## start Material supplied

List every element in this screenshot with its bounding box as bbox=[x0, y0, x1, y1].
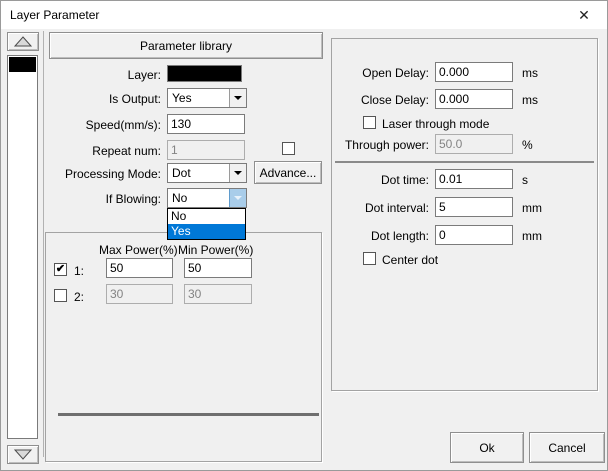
dot-interval-label: Dot interval: bbox=[365, 201, 429, 215]
dot-length-unit: mm bbox=[522, 229, 542, 243]
is-output-dropdown-button[interactable] bbox=[229, 89, 246, 107]
dot-time-input[interactable] bbox=[435, 169, 513, 189]
processing-mode-value: Dot bbox=[172, 166, 191, 180]
power1-label: 1: bbox=[74, 264, 84, 278]
processing-mode-label: Processing Mode: bbox=[65, 167, 161, 181]
dot-length-label: Dot length: bbox=[371, 229, 429, 243]
parameter-library-button[interactable]: Parameter library bbox=[49, 32, 323, 59]
power1-checkbox[interactable]: ✔ bbox=[54, 263, 67, 276]
dropdown-option-yes[interactable]: Yes bbox=[168, 224, 245, 239]
repeat-num-checkbox[interactable] bbox=[282, 142, 295, 155]
laser-settings-separator bbox=[335, 161, 594, 163]
layer-color-swatch[interactable] bbox=[167, 65, 242, 82]
if-blowing-dropdown-button[interactable] bbox=[229, 189, 246, 207]
chevron-down-icon bbox=[234, 171, 242, 175]
max-power-header: Max Power(%) bbox=[99, 243, 178, 257]
down-triangle-icon bbox=[14, 449, 32, 460]
close-delay-label: Close Delay: bbox=[361, 93, 429, 107]
power2-label: 2: bbox=[74, 290, 84, 304]
dot-length-input[interactable] bbox=[435, 225, 513, 245]
window-title: Layer Parameter bbox=[10, 8, 99, 22]
open-delay-label: Open Delay: bbox=[362, 66, 429, 80]
laser-through-label: Laser through mode bbox=[382, 117, 489, 131]
if-blowing-value: No bbox=[172, 191, 187, 205]
divider bbox=[43, 31, 44, 457]
close-icon: ✕ bbox=[578, 7, 590, 23]
power-group-separator bbox=[58, 413, 319, 416]
layer-color-item[interactable] bbox=[9, 57, 36, 72]
dot-interval-unit: mm bbox=[522, 201, 542, 215]
power1-min-input[interactable] bbox=[184, 258, 252, 278]
min-power-header: Min Power(%) bbox=[178, 243, 253, 257]
if-blowing-dropdown-list: No Yes bbox=[167, 208, 246, 240]
close-delay-input[interactable] bbox=[435, 89, 513, 109]
laser-through-checkbox[interactable] bbox=[363, 116, 376, 129]
dot-time-label: Dot time: bbox=[381, 173, 429, 187]
repeat-num-input bbox=[167, 140, 245, 160]
layer-parameter-dialog: Layer Parameter ✕ Parameter library Laye… bbox=[0, 0, 608, 471]
chevron-down-icon bbox=[234, 96, 242, 100]
layer-list-up-button[interactable] bbox=[7, 32, 39, 51]
repeat-num-label: Repeat num: bbox=[92, 144, 161, 158]
power2-checkbox[interactable] bbox=[54, 289, 67, 302]
advance-button[interactable]: Advance... bbox=[254, 161, 322, 184]
check-icon: ✔ bbox=[56, 263, 65, 275]
titlebar: Layer Parameter ✕ bbox=[1, 1, 607, 29]
close-delay-unit: ms bbox=[522, 93, 538, 107]
is-output-value: Yes bbox=[172, 91, 192, 105]
chevron-down-icon bbox=[234, 196, 242, 200]
dot-time-unit: s bbox=[522, 173, 528, 187]
dropdown-option-no[interactable]: No bbox=[168, 209, 245, 224]
open-delay-input[interactable] bbox=[435, 62, 513, 82]
center-dot-checkbox[interactable] bbox=[363, 252, 376, 265]
through-power-input bbox=[435, 134, 513, 154]
layer-list-down-button[interactable] bbox=[7, 445, 39, 464]
speed-label: Speed(mm/s): bbox=[86, 118, 161, 132]
cancel-button[interactable]: Cancel bbox=[529, 432, 605, 463]
power2-max-input bbox=[106, 284, 173, 304]
speed-input[interactable] bbox=[167, 114, 245, 134]
power1-max-input[interactable] bbox=[106, 258, 173, 278]
center-dot-label: Center dot bbox=[382, 253, 438, 267]
up-triangle-icon bbox=[14, 36, 32, 47]
processing-mode-dropdown-button[interactable] bbox=[229, 164, 246, 182]
layer-label: Layer: bbox=[128, 68, 161, 82]
is-output-label: Is Output: bbox=[109, 92, 161, 106]
open-delay-unit: ms bbox=[522, 66, 538, 80]
power2-min-input bbox=[184, 284, 252, 304]
if-blowing-combobox[interactable]: No bbox=[167, 188, 247, 208]
dot-interval-input[interactable] bbox=[435, 197, 513, 217]
is-output-combobox[interactable]: Yes bbox=[167, 88, 247, 108]
if-blowing-label: If Blowing: bbox=[106, 192, 161, 206]
layer-color-list[interactable] bbox=[7, 55, 38, 439]
ok-button[interactable]: Ok bbox=[450, 432, 524, 463]
through-power-unit: % bbox=[522, 138, 533, 152]
through-power-label: Through power: bbox=[345, 138, 429, 152]
processing-mode-combobox[interactable]: Dot bbox=[167, 163, 247, 183]
close-button[interactable]: ✕ bbox=[567, 1, 601, 29]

## end Material supplied

Turn every line of the items above into a Markdown table with the columns No. and Entry, numbering each row and leaving out blank lines. Leave the pictures out.

### Written answer
| No. | Entry |
|---|---|
| 1 | List every element in this screenshot with its bounding box as bbox=[x0, y0, x1, y1]. |
| 2 | dot-interval-label: Dot interval: bbox=[365, 201, 429, 215] |
| 3 | dot-length-unit: mm bbox=[522, 229, 542, 243] |
| 4 | is-output-dropdown-button[interactable] bbox=[229, 89, 246, 107] |
| 5 | dot-time-input[interactable] bbox=[435, 169, 513, 189] |
| 6 | processing-mode-value: Dot bbox=[172, 166, 191, 180] |
| 7 | power1-label: 1: bbox=[74, 264, 84, 278] |
| 8 | processing-mode-label: Processing Mode: bbox=[65, 167, 161, 181] |
| 9 | dot-length-label: Dot length: bbox=[371, 229, 429, 243] |
| 10 | parameter-library-button[interactable]: Parameter library bbox=[49, 32, 323, 59] |
| 11 | power1-checkbox[interactable]: ✔ bbox=[54, 263, 67, 276] |
| 12 | dropdown-option-yes[interactable]: Yes bbox=[168, 224, 245, 239] |
| 13 | repeat-num-checkbox[interactable] bbox=[282, 142, 295, 155] |
| 14 | laser-settings-separator bbox=[335, 161, 594, 163] |
| 15 | layer-color-swatch[interactable] bbox=[167, 65, 242, 82] |
| 16 | if-blowing-dropdown-button[interactable] bbox=[229, 189, 246, 207] |
| 17 | chevron-down-icon bbox=[234, 171, 242, 175] |
| 18 | max-power-header: Max Power(%) bbox=[99, 243, 178, 257] |
| 19 | down-triangle-icon bbox=[14, 449, 32, 460] |
| 20 | close-delay-label: Close Delay: bbox=[361, 93, 429, 107] |
| 21 | power2-label: 2: bbox=[74, 290, 84, 304] |
| 22 | dot-length-input[interactable] bbox=[435, 225, 513, 245] |
| 23 | window-title: Layer Parameter bbox=[10, 8, 99, 22] |
| 24 | open-delay-label: Open Delay: bbox=[362, 66, 429, 80] |
| 25 | laser-through-label: Laser through mode bbox=[382, 117, 489, 131] |
| 26 | if-blowing-value: No bbox=[172, 191, 187, 205] |
| 27 | divider bbox=[43, 31, 44, 457] |
| 28 | close-icon: ✕ bbox=[578, 7, 590, 23] |
| 29 | power-group-separator bbox=[58, 413, 319, 416] |
| 30 | layer-color-item[interactable] bbox=[9, 57, 36, 72] |
| 31 | dot-interval-unit: mm bbox=[522, 201, 542, 215] |
| 32 | power1-min-input[interactable] bbox=[184, 258, 252, 278] |
| 33 | min-power-header: Min Power(%) bbox=[178, 243, 253, 257] |
| 34 | if-blowing-dropdown-list: No Yes bbox=[167, 208, 246, 240] |
| 35 | close-delay-input[interactable] bbox=[435, 89, 513, 109] |
| 36 | laser-through-checkbox[interactable] bbox=[363, 116, 376, 129] |
| 37 | dot-time-label: Dot time: bbox=[381, 173, 429, 187] |
| 38 | repeat-num-input bbox=[167, 140, 245, 160] |
| 39 | layer-parameter-dialog: Layer Parameter ✕ Parameter library Laye… bbox=[0, 0, 608, 471] |
| 40 | chevron-down-icon bbox=[234, 96, 242, 100] |
| 41 | layer-list-up-button[interactable] bbox=[7, 32, 39, 51] |
| 42 | repeat-num-label: Repeat num: bbox=[92, 144, 161, 158] |
| 43 | power2-checkbox[interactable] bbox=[54, 289, 67, 302] |
| 44 | advance-button[interactable]: Advance... bbox=[254, 161, 322, 184] |
| 45 | check-icon: ✔ bbox=[56, 263, 65, 275] |
| 46 | titlebar: Layer Parameter ✕ bbox=[1, 1, 607, 29] |
| 47 | close-delay-unit: ms bbox=[522, 93, 538, 107] |
| 48 | is-output-value: Yes bbox=[172, 91, 192, 105] |
| 49 | chevron-down-icon bbox=[234, 196, 242, 200] |
| 50 | dot-time-unit: s bbox=[522, 173, 528, 187] |
| 51 | dropdown-option-no[interactable]: No bbox=[168, 209, 245, 224] |
| 52 | open-delay-input[interactable] bbox=[435, 62, 513, 82] |
| 53 | center-dot-checkbox[interactable] bbox=[363, 252, 376, 265] |
| 54 | through-power-input bbox=[435, 134, 513, 154] |
| 55 | layer-list-down-button[interactable] bbox=[7, 445, 39, 464] |
| 56 | speed-label: Speed(mm/s): bbox=[86, 118, 161, 132] |
| 57 | cancel-button[interactable]: Cancel bbox=[529, 432, 605, 463] |
| 58 | power2-max-input bbox=[106, 284, 173, 304] |
| 59 | speed-input[interactable] bbox=[167, 114, 245, 134] |
| 60 | power1-max-input[interactable] bbox=[106, 258, 173, 278] |
| 61 | center-dot-label: Center dot bbox=[382, 253, 438, 267] |
| 62 | up-triangle-icon bbox=[14, 36, 32, 47] |
| 63 | processing-mode-dropdown-button[interactable] bbox=[229, 164, 246, 182] |
| 64 | layer-label: Layer: bbox=[128, 68, 161, 82] |
| 65 | is-output-label: Is Output: bbox=[109, 92, 161, 106] |
| 66 | open-delay-unit: ms bbox=[522, 66, 538, 80] |
| 67 | power2-min-input bbox=[184, 284, 252, 304] |
| 68 | if-blowing-combobox[interactable]: No bbox=[167, 188, 247, 208] |
| 69 | dot-interval-input[interactable] bbox=[435, 197, 513, 217] |
| 70 | is-output-combobox[interactable]: Yes bbox=[167, 88, 247, 108] |
| 71 | if-blowing-label: If Blowing: bbox=[106, 192, 161, 206] |
| 72 | layer-color-list[interactable] bbox=[7, 55, 38, 439] |
| 73 | ok-button[interactable]: Ok bbox=[450, 432, 524, 463] |
| 74 | through-power-unit: % bbox=[522, 138, 533, 152] |
| 75 | through-power-label: Through power: bbox=[345, 138, 429, 152] |
| 76 | processing-mode-combobox[interactable]: Dot bbox=[167, 163, 247, 183] |
| 77 | close-button[interactable]: ✕ bbox=[567, 1, 601, 29] |